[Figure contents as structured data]
— begin —

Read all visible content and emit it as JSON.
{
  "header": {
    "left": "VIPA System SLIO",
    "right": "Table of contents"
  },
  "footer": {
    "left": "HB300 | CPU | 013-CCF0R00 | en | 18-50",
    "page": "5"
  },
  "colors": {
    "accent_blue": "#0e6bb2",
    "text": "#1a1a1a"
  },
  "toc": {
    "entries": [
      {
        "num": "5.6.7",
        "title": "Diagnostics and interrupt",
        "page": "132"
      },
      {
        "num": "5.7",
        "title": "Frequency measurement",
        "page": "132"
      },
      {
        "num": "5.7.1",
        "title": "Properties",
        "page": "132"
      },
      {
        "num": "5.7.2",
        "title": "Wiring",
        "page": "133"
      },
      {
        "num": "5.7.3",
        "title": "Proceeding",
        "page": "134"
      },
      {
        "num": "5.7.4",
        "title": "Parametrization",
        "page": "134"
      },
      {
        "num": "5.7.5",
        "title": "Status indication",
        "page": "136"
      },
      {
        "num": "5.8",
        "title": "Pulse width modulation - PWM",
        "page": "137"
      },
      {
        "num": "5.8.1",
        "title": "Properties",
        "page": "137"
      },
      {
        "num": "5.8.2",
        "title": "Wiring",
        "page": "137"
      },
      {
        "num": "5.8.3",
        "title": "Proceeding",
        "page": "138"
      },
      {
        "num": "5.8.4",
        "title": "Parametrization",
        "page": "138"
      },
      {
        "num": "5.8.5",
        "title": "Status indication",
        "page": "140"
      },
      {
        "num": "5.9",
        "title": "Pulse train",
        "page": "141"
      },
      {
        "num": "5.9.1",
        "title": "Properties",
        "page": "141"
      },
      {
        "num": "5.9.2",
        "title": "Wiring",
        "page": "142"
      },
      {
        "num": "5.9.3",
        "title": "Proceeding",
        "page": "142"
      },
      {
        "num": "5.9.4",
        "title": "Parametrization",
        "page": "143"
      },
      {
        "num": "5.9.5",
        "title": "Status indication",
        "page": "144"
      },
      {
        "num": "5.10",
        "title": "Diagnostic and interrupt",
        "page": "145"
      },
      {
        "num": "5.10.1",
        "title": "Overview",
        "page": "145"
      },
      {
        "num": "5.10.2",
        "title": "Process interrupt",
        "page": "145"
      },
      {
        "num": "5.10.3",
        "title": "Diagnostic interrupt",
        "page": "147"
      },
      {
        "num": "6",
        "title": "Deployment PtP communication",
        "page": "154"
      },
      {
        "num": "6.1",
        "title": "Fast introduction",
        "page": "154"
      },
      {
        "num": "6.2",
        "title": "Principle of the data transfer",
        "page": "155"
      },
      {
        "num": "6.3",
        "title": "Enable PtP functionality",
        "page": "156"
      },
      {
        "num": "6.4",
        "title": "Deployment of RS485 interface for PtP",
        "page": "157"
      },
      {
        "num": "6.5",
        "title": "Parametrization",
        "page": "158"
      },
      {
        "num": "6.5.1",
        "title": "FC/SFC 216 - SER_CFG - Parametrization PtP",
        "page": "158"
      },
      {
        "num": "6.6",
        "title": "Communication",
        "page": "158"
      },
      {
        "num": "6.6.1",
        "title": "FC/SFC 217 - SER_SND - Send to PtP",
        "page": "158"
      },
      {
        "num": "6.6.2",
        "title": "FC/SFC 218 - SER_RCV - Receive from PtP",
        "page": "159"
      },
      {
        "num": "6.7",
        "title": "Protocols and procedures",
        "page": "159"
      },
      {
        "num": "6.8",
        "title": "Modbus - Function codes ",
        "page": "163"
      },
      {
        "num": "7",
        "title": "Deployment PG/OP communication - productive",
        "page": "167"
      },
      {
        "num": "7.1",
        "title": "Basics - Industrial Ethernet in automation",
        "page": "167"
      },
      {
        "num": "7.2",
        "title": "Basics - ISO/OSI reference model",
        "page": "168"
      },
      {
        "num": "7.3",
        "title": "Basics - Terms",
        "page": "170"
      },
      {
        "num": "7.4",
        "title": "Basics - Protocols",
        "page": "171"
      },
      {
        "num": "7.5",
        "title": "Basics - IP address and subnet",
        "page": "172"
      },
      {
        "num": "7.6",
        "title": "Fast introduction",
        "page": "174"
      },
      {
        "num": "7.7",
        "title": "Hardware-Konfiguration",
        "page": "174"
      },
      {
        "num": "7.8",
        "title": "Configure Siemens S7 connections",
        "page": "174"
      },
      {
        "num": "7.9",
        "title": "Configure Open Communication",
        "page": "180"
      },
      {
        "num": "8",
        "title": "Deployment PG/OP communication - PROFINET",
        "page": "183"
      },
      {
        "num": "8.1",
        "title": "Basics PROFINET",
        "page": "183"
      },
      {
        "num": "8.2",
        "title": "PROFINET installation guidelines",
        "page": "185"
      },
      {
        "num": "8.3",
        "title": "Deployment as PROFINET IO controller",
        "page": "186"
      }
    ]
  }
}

— end —

YOUR GOAL:
Which lines hold the word "Configure"? Copy each of them from the records.

RIGHT ANSWER:
        "title": "Configure Siemens S7 connections",
        "title": "Configure Open Communication",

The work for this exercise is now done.